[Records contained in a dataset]
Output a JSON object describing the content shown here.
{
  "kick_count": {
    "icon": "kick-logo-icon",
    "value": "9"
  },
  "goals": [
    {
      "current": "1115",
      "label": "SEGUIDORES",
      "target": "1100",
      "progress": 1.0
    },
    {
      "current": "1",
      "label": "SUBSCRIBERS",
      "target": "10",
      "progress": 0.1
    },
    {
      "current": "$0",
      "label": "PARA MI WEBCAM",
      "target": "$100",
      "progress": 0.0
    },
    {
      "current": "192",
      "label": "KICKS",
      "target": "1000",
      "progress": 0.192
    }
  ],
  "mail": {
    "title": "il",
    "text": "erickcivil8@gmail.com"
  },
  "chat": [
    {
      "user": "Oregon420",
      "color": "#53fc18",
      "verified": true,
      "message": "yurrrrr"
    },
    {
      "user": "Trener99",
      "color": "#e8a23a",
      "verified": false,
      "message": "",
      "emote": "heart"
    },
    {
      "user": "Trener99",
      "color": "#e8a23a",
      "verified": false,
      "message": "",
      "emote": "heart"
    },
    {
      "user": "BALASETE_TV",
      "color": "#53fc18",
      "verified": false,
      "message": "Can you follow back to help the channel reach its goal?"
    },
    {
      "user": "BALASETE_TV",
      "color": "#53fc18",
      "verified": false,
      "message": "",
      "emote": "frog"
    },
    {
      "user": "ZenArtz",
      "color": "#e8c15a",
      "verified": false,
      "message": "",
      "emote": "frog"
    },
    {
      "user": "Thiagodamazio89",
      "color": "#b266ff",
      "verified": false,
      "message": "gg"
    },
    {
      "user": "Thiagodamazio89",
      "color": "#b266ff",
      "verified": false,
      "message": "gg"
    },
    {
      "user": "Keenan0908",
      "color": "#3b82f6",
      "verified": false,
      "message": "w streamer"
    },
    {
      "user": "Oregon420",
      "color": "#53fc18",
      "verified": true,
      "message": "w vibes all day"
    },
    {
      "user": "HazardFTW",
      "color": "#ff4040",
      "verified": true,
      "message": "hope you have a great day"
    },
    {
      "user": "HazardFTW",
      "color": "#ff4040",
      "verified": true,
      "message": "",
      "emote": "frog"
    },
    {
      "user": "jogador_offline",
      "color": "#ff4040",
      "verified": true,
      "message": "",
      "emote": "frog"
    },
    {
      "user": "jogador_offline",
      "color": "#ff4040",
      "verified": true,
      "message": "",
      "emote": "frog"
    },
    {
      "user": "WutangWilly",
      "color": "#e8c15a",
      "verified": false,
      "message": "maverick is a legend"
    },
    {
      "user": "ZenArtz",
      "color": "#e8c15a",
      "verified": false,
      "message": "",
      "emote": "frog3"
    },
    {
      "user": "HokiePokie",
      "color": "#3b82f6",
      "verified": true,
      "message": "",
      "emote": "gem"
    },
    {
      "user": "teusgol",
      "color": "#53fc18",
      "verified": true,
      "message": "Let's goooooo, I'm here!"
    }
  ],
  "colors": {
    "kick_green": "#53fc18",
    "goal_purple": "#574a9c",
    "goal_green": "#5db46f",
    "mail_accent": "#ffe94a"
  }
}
...
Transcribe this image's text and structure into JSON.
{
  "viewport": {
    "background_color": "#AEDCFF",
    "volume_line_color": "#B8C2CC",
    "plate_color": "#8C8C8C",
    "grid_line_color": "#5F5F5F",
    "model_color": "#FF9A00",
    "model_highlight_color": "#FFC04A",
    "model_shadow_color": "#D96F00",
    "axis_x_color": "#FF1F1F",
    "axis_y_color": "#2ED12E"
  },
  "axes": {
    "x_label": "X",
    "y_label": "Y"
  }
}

■ GOAL OF THE EXERCISE ■
Pull out every line containing "text".

■ EXERCISE RESULT ■
    "text": "erickcivil8@gmail.com"
Transcribe this image's text and structure into JSON.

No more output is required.